→ **Exercise goal**:
Make an exact copy of the records, with the images left out.

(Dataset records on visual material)
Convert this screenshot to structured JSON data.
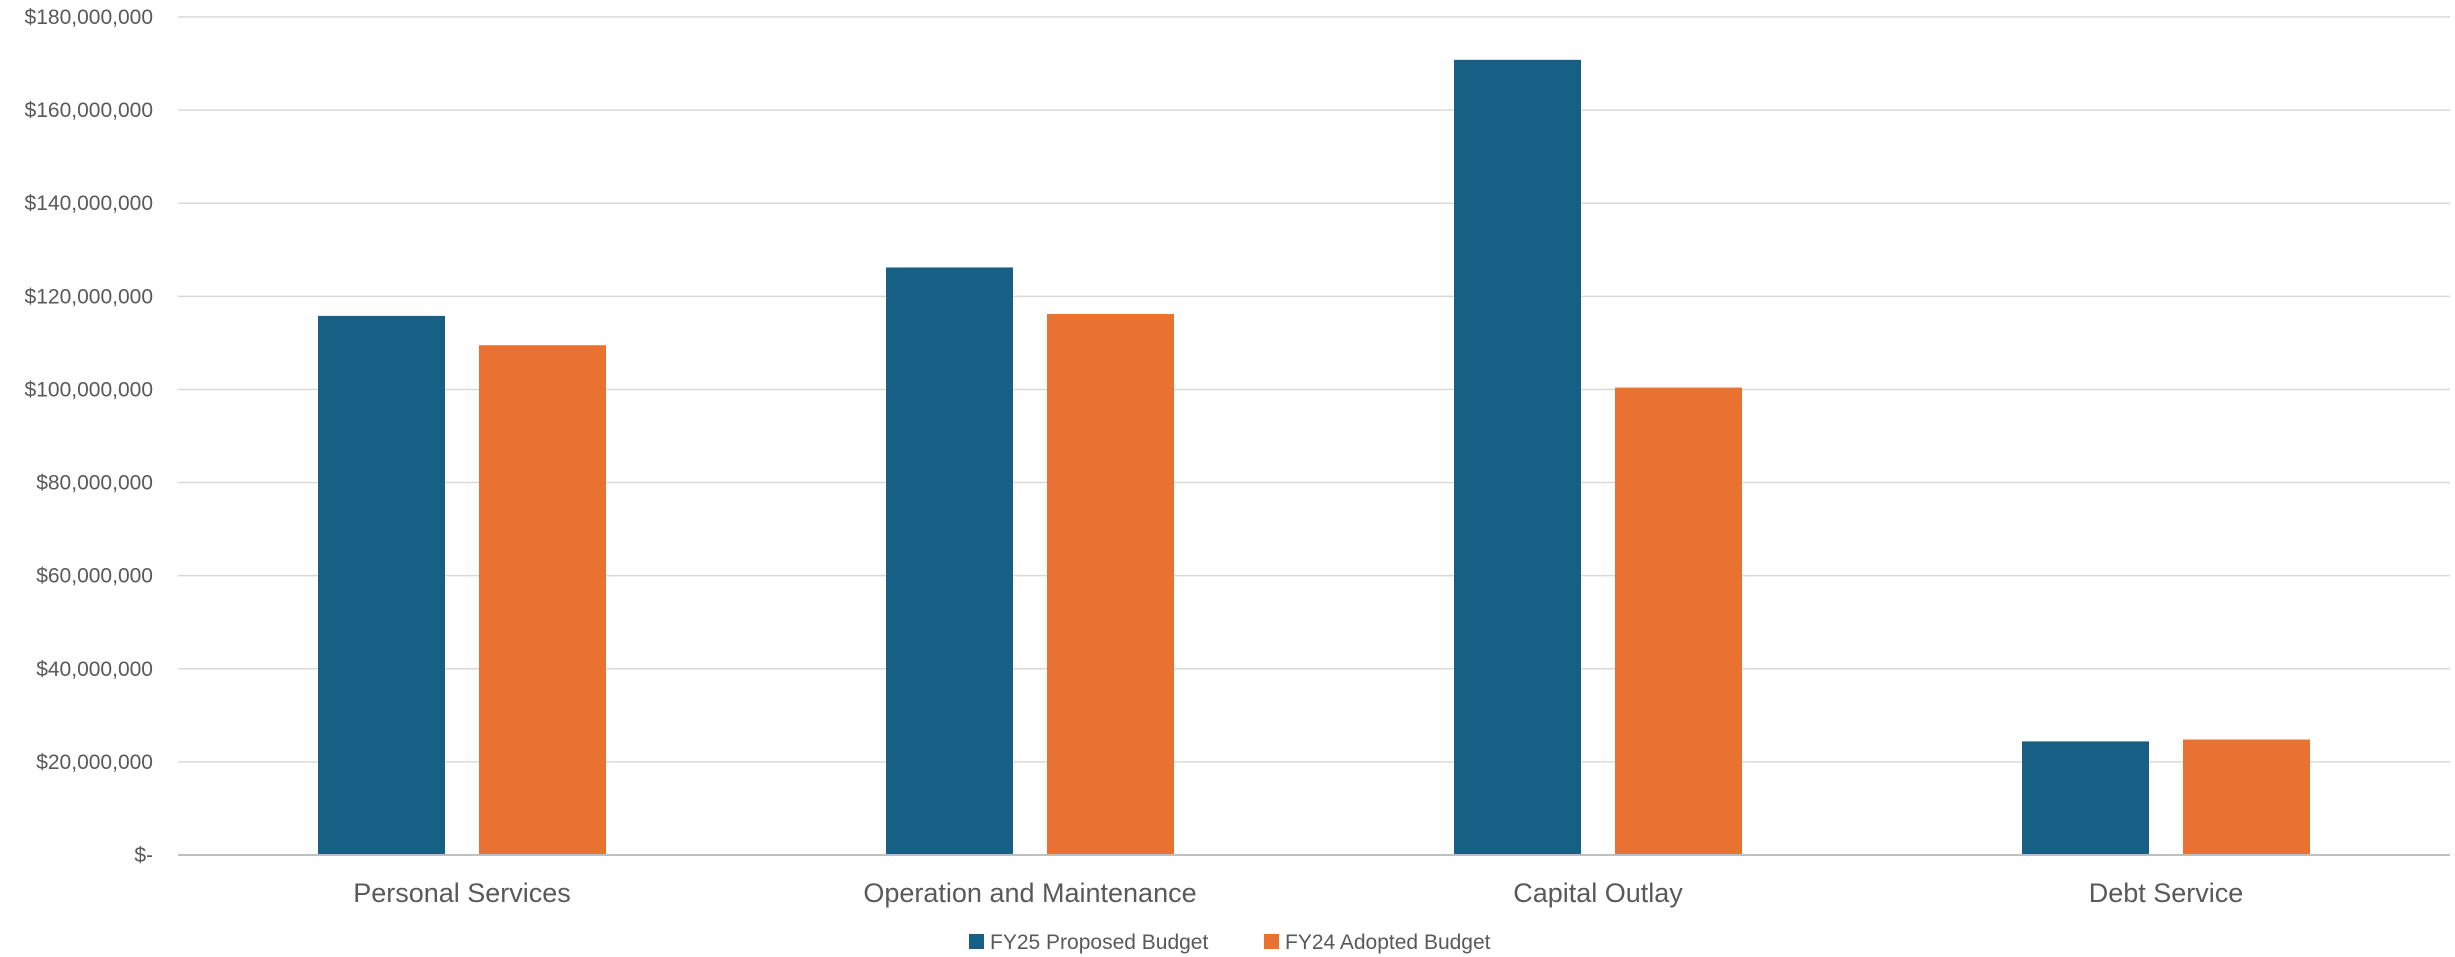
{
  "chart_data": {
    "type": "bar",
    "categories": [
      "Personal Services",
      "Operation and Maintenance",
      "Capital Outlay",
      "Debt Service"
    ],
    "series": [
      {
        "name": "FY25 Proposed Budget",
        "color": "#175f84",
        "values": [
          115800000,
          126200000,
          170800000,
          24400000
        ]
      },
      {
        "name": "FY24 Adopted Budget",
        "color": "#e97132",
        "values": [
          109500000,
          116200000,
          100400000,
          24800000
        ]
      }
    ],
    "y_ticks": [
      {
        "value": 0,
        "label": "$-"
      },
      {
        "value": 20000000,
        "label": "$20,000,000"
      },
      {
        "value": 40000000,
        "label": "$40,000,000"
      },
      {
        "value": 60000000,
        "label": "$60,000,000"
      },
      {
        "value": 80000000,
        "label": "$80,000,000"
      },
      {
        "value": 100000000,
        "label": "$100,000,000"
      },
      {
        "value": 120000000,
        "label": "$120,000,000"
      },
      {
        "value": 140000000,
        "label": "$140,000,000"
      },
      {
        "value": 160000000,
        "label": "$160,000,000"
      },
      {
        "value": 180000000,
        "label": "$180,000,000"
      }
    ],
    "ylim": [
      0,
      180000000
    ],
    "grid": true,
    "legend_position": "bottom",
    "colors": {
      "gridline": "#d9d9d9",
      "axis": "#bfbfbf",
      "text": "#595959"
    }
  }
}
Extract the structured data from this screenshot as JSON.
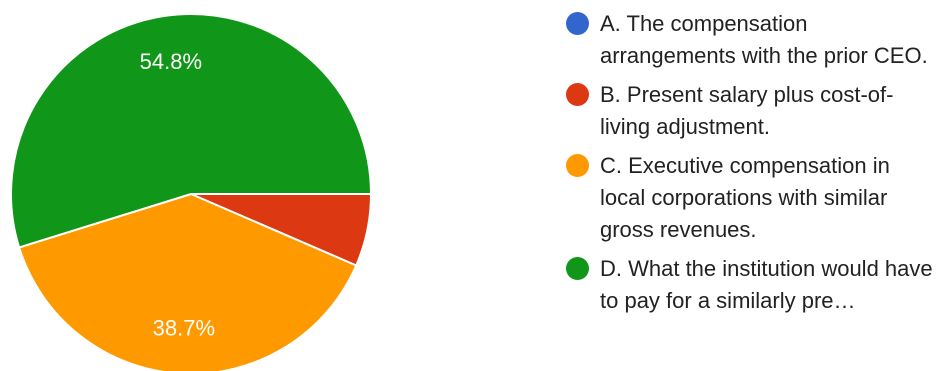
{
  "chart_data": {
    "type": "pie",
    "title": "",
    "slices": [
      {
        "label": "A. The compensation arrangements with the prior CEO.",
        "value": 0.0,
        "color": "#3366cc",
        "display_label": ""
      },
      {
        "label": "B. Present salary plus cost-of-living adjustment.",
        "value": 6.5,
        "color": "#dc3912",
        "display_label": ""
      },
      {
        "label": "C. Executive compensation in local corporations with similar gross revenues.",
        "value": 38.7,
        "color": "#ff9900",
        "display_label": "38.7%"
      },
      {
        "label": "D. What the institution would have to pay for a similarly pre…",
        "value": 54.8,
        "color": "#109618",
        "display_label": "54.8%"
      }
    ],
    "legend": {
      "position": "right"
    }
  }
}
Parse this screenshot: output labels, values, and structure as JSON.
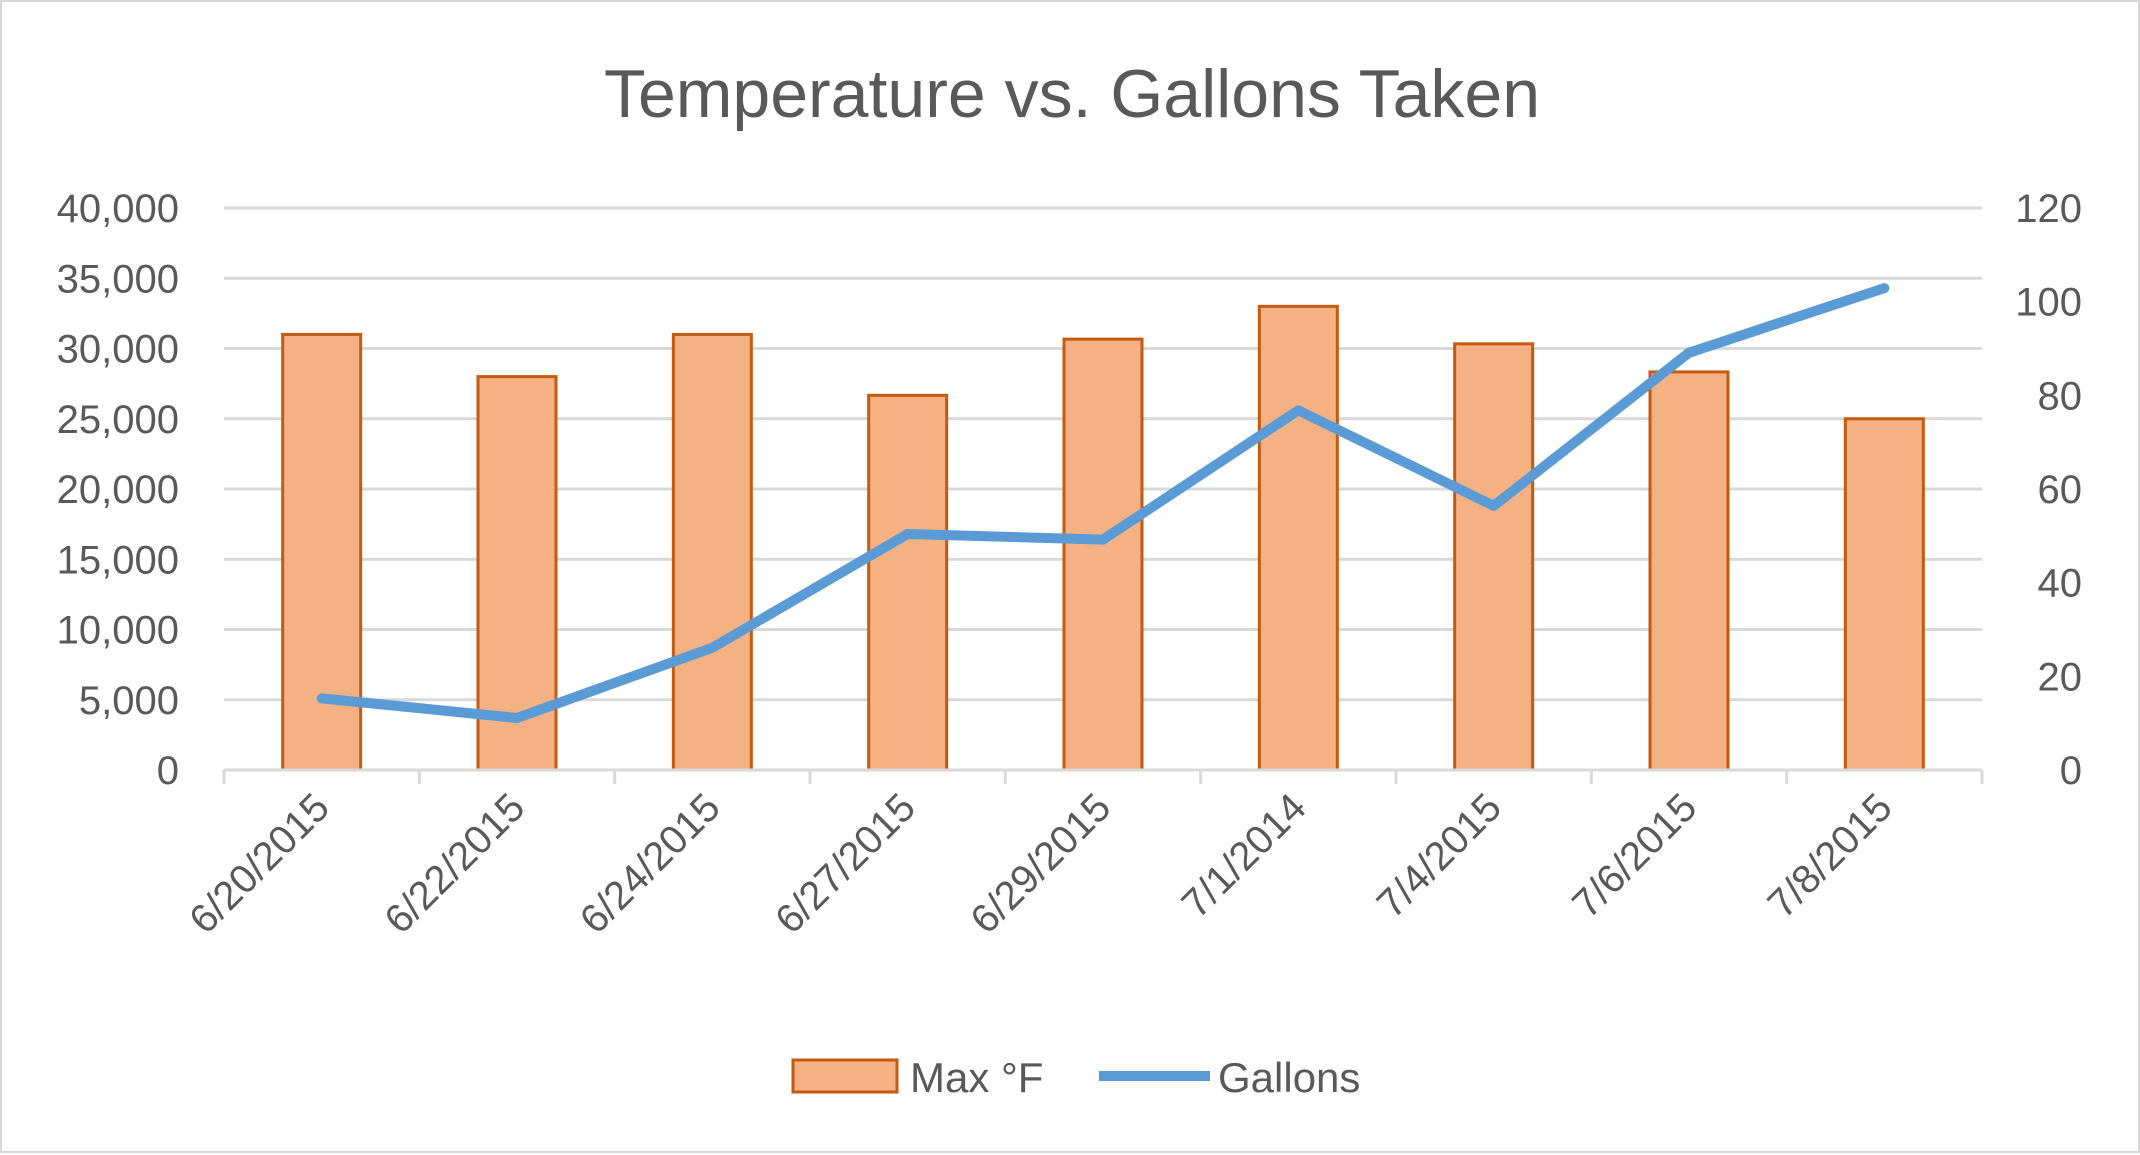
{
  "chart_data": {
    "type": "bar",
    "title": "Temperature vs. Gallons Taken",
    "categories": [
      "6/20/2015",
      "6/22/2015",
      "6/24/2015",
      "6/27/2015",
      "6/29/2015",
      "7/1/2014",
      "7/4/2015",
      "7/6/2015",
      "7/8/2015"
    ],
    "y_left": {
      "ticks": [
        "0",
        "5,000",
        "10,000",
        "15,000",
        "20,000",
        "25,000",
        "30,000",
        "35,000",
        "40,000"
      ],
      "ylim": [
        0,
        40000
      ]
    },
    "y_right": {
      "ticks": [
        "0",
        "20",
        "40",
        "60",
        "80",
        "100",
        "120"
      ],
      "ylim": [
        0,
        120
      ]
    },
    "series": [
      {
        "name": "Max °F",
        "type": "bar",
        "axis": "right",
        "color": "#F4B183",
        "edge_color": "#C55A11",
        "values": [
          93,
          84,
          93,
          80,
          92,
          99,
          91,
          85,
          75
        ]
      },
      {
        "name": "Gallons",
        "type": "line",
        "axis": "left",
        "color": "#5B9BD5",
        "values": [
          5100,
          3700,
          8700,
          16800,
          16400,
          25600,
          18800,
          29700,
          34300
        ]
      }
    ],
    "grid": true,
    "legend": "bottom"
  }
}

→ **Result of the task**:
Convert this screenshot to structured JSON data.
{
  "chart_data": {
    "type": "bar",
    "categories": [
      "Personal Services",
      "Operation and Maintenance",
      "Capital Outlay",
      "Debt Service"
    ],
    "series": [
      {
        "name": "FY25 Proposed Budget",
        "color": "#175f84",
        "values": [
          115800000,
          126200000,
          170800000,
          24400000
        ]
      },
      {
        "name": "FY24 Adopted Budget",
        "color": "#e97132",
        "values": [
          109500000,
          116200000,
          100400000,
          24800000
        ]
      }
    ],
    "y_ticks": [
      {
        "value": 0,
        "label": "$-"
      },
      {
        "value": 20000000,
        "label": "$20,000,000"
      },
      {
        "value": 40000000,
        "label": "$40,000,000"
      },
      {
        "value": 60000000,
        "label": "$60,000,000"
      },
      {
        "value": 80000000,
        "label": "$80,000,000"
      },
      {
        "value": 100000000,
        "label": "$100,000,000"
      },
      {
        "value": 120000000,
        "label": "$120,000,000"
      },
      {
        "value": 140000000,
        "label": "$140,000,000"
      },
      {
        "value": 160000000,
        "label": "$160,000,000"
      },
      {
        "value": 180000000,
        "label": "$180,000,000"
      }
    ],
    "ylim": [
      0,
      180000000
    ],
    "grid": true,
    "legend_position": "bottom",
    "colors": {
      "gridline": "#d9d9d9",
      "axis": "#bfbfbf",
      "text": "#595959"
    }
  }
}
Extract the structured data from this screenshot as JSON.
{
  "chart_data": {
    "type": "pie",
    "title": "",
    "slices": [
      {
        "label": "A. The compensation arrangements with the prior CEO.",
        "value": 0.0,
        "color": "#3366cc",
        "display_label": ""
      },
      {
        "label": "B. Present salary plus cost-of-living adjustment.",
        "value": 6.5,
        "color": "#dc3912",
        "display_label": ""
      },
      {
        "label": "C. Executive compensation in local corporations with similar gross revenues.",
        "value": 38.7,
        "color": "#ff9900",
        "display_label": "38.7%"
      },
      {
        "label": "D. What the institution would have to pay for a similarly pre…",
        "value": 54.8,
        "color": "#109618",
        "display_label": "54.8%"
      }
    ],
    "legend": {
      "position": "right"
    }
  }
}
Parse this screenshot: output labels, values, and structure as JSON.
{
  "chart_data": {
    "type": "bar",
    "title": "Temperature vs. Gallons Taken",
    "categories": [
      "6/20/2015",
      "6/22/2015",
      "6/24/2015",
      "6/27/2015",
      "6/29/2015",
      "7/1/2014",
      "7/4/2015",
      "7/6/2015",
      "7/8/2015"
    ],
    "y_left": {
      "ticks": [
        "0",
        "5,000",
        "10,000",
        "15,000",
        "20,000",
        "25,000",
        "30,000",
        "35,000",
        "40,000"
      ],
      "ylim": [
        0,
        40000
      ]
    },
    "y_right": {
      "ticks": [
        "0",
        "20",
        "40",
        "60",
        "80",
        "100",
        "120"
      ],
      "ylim": [
        0,
        120
      ]
    },
    "series": [
      {
        "name": "Max °F",
        "type": "bar",
        "axis": "right",
        "color": "#F4B183",
        "edge_color": "#C55A11",
        "values": [
          93,
          84,
          93,
          80,
          92,
          99,
          91,
          85,
          75
        ]
      },
      {
        "name": "Gallons",
        "type": "line",
        "axis": "left",
        "color": "#5B9BD5",
        "values": [
          5100,
          3700,
          8700,
          16800,
          16400,
          25600,
          18800,
          29700,
          34300
        ]
      }
    ],
    "grid": true,
    "legend": "bottom"
  }
}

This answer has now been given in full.